Your task: Every line below that mentions the word "ReplaceRecipientName" should be copied out.

--- Start of Working data ---

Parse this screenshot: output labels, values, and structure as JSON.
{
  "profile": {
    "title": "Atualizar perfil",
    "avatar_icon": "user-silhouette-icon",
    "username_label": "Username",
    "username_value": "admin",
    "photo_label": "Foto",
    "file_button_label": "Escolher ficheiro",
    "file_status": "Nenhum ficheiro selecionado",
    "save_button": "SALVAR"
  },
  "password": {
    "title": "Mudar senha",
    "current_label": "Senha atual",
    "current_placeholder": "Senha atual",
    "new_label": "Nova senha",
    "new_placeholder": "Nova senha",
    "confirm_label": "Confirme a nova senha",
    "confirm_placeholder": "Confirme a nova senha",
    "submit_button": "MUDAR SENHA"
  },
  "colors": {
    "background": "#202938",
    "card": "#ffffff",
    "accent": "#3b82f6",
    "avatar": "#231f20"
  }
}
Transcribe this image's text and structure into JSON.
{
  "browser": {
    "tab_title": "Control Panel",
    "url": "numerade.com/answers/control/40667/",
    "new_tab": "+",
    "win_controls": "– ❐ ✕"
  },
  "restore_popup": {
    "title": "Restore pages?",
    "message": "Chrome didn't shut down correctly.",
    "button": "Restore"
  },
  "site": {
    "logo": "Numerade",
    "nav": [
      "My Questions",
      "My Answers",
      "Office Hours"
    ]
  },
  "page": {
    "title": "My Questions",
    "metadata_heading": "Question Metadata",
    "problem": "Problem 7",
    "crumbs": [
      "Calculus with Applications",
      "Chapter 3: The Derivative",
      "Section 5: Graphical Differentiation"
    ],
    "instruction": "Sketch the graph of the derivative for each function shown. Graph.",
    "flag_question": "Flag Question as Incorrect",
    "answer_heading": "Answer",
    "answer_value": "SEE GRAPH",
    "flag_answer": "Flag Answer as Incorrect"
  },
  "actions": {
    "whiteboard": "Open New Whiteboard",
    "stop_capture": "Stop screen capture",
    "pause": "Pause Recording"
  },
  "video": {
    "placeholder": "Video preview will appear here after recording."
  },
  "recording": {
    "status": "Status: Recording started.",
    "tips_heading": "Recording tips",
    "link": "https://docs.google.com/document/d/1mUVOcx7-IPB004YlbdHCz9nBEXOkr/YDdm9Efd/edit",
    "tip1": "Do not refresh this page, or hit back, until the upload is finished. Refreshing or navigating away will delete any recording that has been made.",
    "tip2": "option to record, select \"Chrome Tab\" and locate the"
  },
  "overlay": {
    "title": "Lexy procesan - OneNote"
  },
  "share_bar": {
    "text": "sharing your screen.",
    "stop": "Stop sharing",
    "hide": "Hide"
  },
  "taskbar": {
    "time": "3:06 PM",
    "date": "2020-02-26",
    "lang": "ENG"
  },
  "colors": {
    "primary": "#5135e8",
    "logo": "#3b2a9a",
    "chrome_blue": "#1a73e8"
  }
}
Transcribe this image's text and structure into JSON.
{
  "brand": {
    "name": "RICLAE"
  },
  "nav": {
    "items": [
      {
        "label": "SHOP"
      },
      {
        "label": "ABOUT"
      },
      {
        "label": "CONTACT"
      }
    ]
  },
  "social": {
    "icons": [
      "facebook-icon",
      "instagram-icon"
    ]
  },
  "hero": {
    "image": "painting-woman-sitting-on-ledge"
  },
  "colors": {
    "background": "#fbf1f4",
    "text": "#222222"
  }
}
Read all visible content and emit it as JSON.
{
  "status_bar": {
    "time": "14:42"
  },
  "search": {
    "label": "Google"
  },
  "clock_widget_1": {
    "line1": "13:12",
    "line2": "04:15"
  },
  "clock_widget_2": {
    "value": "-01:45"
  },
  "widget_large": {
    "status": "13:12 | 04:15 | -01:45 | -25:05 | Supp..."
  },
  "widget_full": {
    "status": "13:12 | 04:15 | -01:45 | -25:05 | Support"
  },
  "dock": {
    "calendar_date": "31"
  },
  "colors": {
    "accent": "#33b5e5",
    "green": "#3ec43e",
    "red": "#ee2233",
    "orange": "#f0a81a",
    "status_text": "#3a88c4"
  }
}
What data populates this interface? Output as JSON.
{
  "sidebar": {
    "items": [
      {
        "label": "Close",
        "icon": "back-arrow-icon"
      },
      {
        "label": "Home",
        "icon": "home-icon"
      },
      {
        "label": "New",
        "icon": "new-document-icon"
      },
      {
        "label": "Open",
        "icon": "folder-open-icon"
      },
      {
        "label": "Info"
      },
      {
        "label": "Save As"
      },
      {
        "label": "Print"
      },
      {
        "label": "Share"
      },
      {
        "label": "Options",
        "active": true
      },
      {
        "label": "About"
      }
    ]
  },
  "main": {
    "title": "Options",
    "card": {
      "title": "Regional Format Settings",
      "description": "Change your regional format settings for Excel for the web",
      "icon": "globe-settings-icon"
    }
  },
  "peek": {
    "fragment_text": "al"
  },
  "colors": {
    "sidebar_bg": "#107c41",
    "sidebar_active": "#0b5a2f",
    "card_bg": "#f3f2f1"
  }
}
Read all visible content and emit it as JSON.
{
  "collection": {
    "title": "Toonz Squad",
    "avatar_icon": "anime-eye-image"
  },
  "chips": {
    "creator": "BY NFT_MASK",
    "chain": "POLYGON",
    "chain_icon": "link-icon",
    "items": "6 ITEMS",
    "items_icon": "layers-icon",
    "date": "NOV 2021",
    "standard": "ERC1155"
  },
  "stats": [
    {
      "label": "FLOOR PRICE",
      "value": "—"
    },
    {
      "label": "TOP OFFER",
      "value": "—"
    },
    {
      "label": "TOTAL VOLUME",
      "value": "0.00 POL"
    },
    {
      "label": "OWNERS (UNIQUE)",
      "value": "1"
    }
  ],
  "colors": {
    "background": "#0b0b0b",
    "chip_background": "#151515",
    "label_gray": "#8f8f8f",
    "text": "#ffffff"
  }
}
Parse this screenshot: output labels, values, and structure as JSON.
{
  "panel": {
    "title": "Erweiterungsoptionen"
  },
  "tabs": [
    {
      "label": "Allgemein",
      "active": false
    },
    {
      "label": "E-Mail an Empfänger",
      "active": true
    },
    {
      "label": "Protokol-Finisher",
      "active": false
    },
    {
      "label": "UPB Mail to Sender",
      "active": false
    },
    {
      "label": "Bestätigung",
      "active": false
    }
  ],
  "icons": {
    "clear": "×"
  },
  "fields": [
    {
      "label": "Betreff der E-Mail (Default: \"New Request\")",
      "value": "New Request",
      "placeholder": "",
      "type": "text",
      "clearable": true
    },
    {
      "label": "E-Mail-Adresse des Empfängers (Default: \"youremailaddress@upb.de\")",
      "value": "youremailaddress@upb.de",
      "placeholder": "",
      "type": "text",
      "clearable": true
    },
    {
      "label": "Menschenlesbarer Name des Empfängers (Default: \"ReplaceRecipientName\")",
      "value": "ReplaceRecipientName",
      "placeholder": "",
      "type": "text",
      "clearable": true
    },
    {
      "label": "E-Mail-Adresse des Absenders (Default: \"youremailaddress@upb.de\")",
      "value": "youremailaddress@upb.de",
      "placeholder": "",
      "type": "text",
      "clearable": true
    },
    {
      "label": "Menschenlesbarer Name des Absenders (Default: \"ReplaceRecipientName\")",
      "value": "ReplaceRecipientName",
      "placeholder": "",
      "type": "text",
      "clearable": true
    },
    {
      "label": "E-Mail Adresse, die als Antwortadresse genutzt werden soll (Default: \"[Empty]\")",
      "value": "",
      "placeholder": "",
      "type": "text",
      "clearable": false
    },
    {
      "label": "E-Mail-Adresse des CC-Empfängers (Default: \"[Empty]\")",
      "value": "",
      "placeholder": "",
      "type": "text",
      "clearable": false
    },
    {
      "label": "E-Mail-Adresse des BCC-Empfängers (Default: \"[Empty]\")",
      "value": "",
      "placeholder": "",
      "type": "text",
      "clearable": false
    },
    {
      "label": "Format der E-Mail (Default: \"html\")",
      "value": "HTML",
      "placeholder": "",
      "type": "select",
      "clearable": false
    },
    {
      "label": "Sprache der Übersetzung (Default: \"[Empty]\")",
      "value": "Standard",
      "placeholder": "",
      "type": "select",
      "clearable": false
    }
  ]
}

--- End of Working data ---

Exercise answer:
      "label": "Menschenlesbarer Name des Empfängers (Default: \"ReplaceRecipientName\")",
      "value": "ReplaceRecipientName",
      "label": "Menschenlesbarer Name des Absenders (Default: \"ReplaceRecipientName\")",
      "value": "ReplaceRecipientName",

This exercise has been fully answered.